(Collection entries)
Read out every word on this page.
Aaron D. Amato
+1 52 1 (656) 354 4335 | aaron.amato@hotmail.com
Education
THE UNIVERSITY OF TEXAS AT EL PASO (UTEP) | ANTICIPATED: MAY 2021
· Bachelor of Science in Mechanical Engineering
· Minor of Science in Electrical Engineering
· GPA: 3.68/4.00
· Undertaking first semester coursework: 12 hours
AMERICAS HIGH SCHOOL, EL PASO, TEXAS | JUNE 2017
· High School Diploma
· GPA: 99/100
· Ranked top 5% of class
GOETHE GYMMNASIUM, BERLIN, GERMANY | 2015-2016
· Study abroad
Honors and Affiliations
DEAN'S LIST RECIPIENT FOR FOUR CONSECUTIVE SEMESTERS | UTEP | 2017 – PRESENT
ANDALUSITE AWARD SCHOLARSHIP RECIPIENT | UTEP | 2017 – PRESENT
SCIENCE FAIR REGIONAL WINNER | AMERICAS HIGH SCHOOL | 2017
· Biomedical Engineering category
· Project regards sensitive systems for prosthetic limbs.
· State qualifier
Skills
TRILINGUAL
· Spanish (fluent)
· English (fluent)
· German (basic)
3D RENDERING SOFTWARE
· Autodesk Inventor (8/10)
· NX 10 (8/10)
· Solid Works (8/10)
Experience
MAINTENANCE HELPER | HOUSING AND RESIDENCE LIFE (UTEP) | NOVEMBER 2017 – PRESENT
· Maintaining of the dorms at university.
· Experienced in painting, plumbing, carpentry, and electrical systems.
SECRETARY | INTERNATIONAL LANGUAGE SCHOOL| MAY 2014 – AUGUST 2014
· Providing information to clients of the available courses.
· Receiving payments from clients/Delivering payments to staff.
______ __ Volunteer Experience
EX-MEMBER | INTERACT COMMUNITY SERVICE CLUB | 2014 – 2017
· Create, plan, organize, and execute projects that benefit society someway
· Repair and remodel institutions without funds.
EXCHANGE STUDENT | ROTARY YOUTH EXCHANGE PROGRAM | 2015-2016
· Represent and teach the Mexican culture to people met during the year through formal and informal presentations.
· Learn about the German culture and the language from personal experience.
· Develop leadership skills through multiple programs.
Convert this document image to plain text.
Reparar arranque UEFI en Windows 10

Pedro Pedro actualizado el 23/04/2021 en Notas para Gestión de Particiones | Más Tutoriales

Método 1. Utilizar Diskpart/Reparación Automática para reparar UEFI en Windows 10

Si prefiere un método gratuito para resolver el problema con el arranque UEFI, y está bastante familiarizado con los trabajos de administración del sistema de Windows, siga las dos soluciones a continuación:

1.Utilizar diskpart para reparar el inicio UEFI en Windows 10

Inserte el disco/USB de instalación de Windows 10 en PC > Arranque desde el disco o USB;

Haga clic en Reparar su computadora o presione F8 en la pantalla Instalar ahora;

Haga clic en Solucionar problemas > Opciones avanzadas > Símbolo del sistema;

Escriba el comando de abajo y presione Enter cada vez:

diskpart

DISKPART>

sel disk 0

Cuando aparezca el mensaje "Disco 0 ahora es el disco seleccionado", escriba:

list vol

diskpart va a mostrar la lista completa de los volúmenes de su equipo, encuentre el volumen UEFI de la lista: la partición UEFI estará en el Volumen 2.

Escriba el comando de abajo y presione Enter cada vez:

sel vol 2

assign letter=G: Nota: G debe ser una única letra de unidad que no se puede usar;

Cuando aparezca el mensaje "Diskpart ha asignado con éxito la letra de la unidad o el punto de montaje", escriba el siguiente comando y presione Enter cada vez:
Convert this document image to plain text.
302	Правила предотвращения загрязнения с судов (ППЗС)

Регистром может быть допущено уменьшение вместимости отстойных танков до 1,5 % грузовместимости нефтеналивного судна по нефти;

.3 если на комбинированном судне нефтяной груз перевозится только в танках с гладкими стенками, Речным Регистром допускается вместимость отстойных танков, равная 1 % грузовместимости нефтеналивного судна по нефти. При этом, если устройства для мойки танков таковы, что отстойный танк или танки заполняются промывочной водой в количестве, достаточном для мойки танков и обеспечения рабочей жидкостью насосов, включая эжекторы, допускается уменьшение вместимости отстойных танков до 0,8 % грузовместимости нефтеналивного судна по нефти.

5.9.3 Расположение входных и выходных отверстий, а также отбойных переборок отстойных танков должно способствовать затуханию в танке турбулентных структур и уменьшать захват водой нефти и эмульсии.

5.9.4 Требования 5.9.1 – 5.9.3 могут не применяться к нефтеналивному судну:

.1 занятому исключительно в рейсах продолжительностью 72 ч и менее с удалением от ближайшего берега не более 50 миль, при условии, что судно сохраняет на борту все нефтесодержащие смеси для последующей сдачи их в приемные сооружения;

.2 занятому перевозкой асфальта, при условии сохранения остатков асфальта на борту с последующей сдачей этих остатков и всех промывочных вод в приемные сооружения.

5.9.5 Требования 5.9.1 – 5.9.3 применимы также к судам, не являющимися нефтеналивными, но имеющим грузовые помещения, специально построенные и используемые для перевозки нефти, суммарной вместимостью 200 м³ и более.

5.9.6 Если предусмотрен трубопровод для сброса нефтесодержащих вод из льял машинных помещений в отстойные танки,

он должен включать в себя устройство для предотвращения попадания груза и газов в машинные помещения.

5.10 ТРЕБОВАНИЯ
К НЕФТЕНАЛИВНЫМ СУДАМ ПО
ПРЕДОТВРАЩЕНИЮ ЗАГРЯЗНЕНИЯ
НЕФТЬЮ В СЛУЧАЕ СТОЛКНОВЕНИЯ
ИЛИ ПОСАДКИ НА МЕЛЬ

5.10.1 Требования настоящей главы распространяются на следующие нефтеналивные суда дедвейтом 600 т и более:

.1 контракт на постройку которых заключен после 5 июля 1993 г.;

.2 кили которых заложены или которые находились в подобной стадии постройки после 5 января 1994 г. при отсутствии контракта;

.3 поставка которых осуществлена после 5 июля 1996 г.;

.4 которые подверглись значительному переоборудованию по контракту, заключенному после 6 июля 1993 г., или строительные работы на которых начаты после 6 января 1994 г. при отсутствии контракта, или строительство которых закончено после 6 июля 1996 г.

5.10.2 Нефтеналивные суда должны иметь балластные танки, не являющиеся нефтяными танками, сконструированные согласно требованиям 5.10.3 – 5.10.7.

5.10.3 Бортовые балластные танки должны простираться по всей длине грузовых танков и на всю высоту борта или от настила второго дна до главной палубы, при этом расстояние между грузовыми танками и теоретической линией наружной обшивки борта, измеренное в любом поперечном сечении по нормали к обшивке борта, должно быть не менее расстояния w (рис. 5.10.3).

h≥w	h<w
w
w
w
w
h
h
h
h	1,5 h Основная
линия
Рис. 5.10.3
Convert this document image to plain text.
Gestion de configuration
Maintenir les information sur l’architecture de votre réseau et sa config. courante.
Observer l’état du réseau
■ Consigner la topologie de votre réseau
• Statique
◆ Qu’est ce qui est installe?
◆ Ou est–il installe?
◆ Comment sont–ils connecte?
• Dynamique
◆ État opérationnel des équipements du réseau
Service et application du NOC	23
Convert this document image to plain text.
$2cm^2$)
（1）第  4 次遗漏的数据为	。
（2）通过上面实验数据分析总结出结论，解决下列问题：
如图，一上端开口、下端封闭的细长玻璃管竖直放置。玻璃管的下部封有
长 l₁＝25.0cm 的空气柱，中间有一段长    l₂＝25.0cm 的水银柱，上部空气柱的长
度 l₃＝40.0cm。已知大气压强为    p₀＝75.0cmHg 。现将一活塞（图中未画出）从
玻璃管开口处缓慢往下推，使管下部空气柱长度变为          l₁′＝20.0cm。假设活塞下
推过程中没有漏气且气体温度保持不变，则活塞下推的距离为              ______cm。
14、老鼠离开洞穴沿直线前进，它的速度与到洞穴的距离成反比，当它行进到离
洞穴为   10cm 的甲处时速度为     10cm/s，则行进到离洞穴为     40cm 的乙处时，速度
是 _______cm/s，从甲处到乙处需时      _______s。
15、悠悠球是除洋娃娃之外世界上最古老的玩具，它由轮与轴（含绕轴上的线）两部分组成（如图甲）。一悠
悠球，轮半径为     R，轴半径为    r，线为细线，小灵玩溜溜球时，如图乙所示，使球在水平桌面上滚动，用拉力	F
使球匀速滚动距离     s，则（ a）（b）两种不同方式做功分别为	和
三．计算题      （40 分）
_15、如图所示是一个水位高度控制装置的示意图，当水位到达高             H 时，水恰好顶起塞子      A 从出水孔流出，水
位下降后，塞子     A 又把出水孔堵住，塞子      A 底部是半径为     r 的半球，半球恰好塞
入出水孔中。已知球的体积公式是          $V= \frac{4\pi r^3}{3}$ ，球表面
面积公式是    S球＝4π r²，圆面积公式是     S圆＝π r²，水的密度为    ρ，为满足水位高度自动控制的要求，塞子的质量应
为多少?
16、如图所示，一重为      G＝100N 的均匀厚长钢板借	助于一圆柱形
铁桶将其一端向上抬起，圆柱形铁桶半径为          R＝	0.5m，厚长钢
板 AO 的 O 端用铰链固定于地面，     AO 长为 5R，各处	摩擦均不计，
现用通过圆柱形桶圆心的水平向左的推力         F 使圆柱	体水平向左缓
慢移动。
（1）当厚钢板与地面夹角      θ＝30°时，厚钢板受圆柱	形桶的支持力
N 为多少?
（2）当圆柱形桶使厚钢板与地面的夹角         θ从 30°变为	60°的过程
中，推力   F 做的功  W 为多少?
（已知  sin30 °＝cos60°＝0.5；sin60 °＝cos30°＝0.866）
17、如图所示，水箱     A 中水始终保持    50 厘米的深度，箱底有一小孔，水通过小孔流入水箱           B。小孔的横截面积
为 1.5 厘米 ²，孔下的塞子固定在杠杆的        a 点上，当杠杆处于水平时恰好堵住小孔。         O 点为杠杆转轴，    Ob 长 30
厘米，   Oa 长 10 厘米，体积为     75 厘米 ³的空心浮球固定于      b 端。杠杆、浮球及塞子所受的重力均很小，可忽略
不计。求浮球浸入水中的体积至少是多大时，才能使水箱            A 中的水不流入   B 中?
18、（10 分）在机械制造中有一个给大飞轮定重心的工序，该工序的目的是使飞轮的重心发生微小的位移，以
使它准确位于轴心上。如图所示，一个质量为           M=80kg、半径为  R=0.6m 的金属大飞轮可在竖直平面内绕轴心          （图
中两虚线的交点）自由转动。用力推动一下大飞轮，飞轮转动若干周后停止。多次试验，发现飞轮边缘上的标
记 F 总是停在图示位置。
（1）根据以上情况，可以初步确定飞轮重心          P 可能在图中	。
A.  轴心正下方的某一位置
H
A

**WORK TO DO:** Reply with nothing but a number: how many lines of the entries above contain the string "Haga"?

**RESULT:** 2